▶ Work to complete
In this exercise, return the whole listing exactly, excluding any images.

____ Given data

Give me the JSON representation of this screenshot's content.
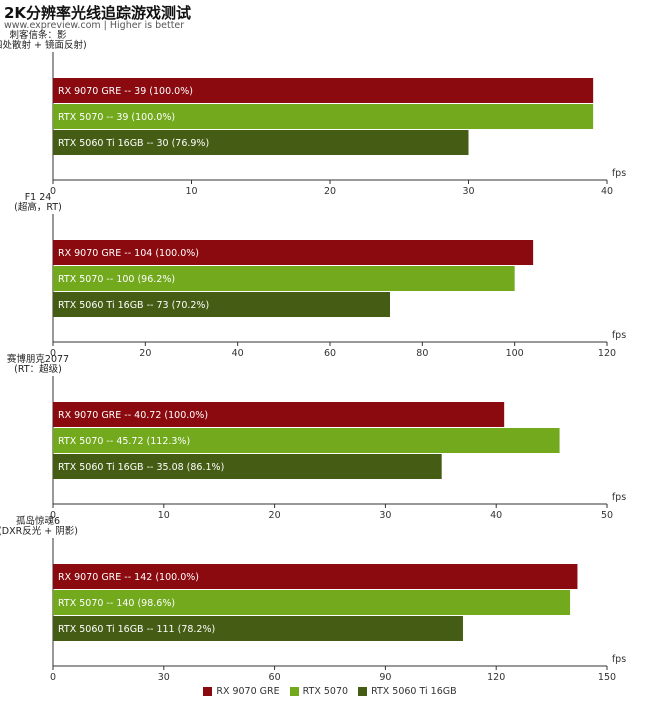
{
  "page": {
    "title": "2K分辨率光线追踪游戏测试",
    "subtitle": "www.expreview.com | Higher is better"
  },
  "colors": {
    "RX 9070 GRE": "#8b0a0f",
    "RTX 5070": "#72a91d",
    "RTX 5060 Ti 16GB": "#445c14"
  },
  "legend": [
    "RX 9070 GRE",
    "RTX 5070",
    "RTX 5060 Ti 16GB"
  ],
  "chart_data": [
    {
      "type": "bar",
      "orientation": "horizontal",
      "title_lines": [
        "刺客信条：影",
        "(四处散射 + 镜面反射)"
      ],
      "xlabel": "fps",
      "xlim": [
        0,
        40
      ],
      "xticks": [
        "0",
        "10",
        "20",
        "30",
        "40"
      ],
      "grid": false,
      "categories": [
        "RX 9070 GRE",
        "RTX 5070",
        "RTX 5060 Ti 16GB"
      ],
      "values": [
        39,
        39,
        30
      ],
      "data_labels": [
        "RX 9070 GRE  --  39 (100.0%)",
        "RTX 5070  --  39 (100.0%)",
        "RTX 5060 Ti 16GB  --  30 (76.9%)"
      ]
    },
    {
      "type": "bar",
      "orientation": "horizontal",
      "title_lines": [
        "F1 24",
        "(超高，RT)"
      ],
      "xlabel": "fps",
      "xlim": [
        0,
        120
      ],
      "xticks": [
        "0",
        "20",
        "40",
        "60",
        "80",
        "100",
        "120"
      ],
      "grid": false,
      "categories": [
        "RX 9070 GRE",
        "RTX 5070",
        "RTX 5060 Ti 16GB"
      ],
      "values": [
        104,
        100,
        73
      ],
      "data_labels": [
        "RX 9070 GRE  --  104 (100.0%)",
        "RTX 5070  --  100 (96.2%)",
        "RTX 5060 Ti 16GB  --  73 (70.2%)"
      ]
    },
    {
      "type": "bar",
      "orientation": "horizontal",
      "title_lines": [
        "赛博朋克2077",
        "(RT：超级)"
      ],
      "xlabel": "fps",
      "xlim": [
        0,
        50
      ],
      "xticks": [
        "0",
        "10",
        "20",
        "30",
        "40",
        "50"
      ],
      "grid": false,
      "categories": [
        "RX 9070 GRE",
        "RTX 5070",
        "RTX 5060 Ti 16GB"
      ],
      "values": [
        40.72,
        45.72,
        35.08
      ],
      "data_labels": [
        "RX 9070 GRE  --  40.72 (100.0%)",
        "RTX 5070  --  45.72 (112.3%)",
        "RTX 5060 Ti 16GB  --  35.08 (86.1%)"
      ]
    },
    {
      "type": "bar",
      "orientation": "horizontal",
      "title_lines": [
        "孤岛惊魂6",
        "(DXR反光 + 阴影)"
      ],
      "xlabel": "fps",
      "xlim": [
        0,
        150
      ],
      "xticks": [
        "0",
        "30",
        "60",
        "90",
        "120",
        "150"
      ],
      "grid": false,
      "categories": [
        "RX 9070 GRE",
        "RTX 5070",
        "RTX 5060 Ti 16GB"
      ],
      "values": [
        142,
        140,
        111
      ],
      "data_labels": [
        "RX 9070 GRE  --  142 (100.0%)",
        "RTX 5070  --  140 (98.6%)",
        "RTX 5060 Ti 16GB  --  111 (78.2%)"
      ]
    }
  ]
}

________

▶ Exercise response
Give me the JSON representation of this screenshot's content.
{
  "page": {
    "title": "2K分辨率光线追踪游戏测试",
    "subtitle": "www.expreview.com | Higher is better"
  },
  "colors": {
    "RX 9070 GRE": "#8b0a0f",
    "RTX 5070": "#72a91d",
    "RTX 5060 Ti 16GB": "#445c14"
  },
  "legend": [
    "RX 9070 GRE",
    "RTX 5070",
    "RTX 5060 Ti 16GB"
  ],
  "chart_data": [
    {
      "type": "bar",
      "orientation": "horizontal",
      "title_lines": [
        "刺客信条：影",
        "(四处散射 + 镜面反射)"
      ],
      "xlabel": "fps",
      "xlim": [
        0,
        40
      ],
      "xticks": [
        "0",
        "10",
        "20",
        "30",
        "40"
      ],
      "grid": false,
      "categories": [
        "RX 9070 GRE",
        "RTX 5070",
        "RTX 5060 Ti 16GB"
      ],
      "values": [
        39,
        39,
        30
      ],
      "data_labels": [
        "RX 9070 GRE  --  39 (100.0%)",
        "RTX 5070  --  39 (100.0%)",
        "RTX 5060 Ti 16GB  --  30 (76.9%)"
      ]
    },
    {
      "type": "bar",
      "orientation": "horizontal",
      "title_lines": [
        "F1 24",
        "(超高，RT)"
      ],
      "xlabel": "fps",
      "xlim": [
        0,
        120
      ],
      "xticks": [
        "0",
        "20",
        "40",
        "60",
        "80",
        "100",
        "120"
      ],
      "grid": false,
      "categories": [
        "RX 9070 GRE",
        "RTX 5070",
        "RTX 5060 Ti 16GB"
      ],
      "values": [
        104,
        100,
        73
      ],
      "data_labels": [
        "RX 9070 GRE  --  104 (100.0%)",
        "RTX 5070  --  100 (96.2%)",
        "RTX 5060 Ti 16GB  --  73 (70.2%)"
      ]
    },
    {
      "type": "bar",
      "orientation": "horizontal",
      "title_lines": [
        "赛博朋克2077",
        "(RT：超级)"
      ],
      "xlabel": "fps",
      "xlim": [
        0,
        50
      ],
      "xticks": [
        "0",
        "10",
        "20",
        "30",
        "40",
        "50"
      ],
      "grid": false,
      "categories": [
        "RX 9070 GRE",
        "RTX 5070",
        "RTX 5060 Ti 16GB"
      ],
      "values": [
        40.72,
        45.72,
        35.08
      ],
      "data_labels": [
        "RX 9070 GRE  --  40.72 (100.0%)",
        "RTX 5070  --  45.72 (112.3%)",
        "RTX 5060 Ti 16GB  --  35.08 (86.1%)"
      ]
    },
    {
      "type": "bar",
      "orientation": "horizontal",
      "title_lines": [
        "孤岛惊魂6",
        "(DXR反光 + 阴影)"
      ],
      "xlabel": "fps",
      "xlim": [
        0,
        150
      ],
      "xticks": [
        "0",
        "30",
        "60",
        "90",
        "120",
        "150"
      ],
      "grid": false,
      "categories": [
        "RX 9070 GRE",
        "RTX 5070",
        "RTX 5060 Ti 16GB"
      ],
      "values": [
        142,
        140,
        111
      ],
      "data_labels": [
        "RX 9070 GRE  --  142 (100.0%)",
        "RTX 5070  --  140 (98.6%)",
        "RTX 5060 Ti 16GB  --  111 (78.2%)"
      ]
    }
  ]
}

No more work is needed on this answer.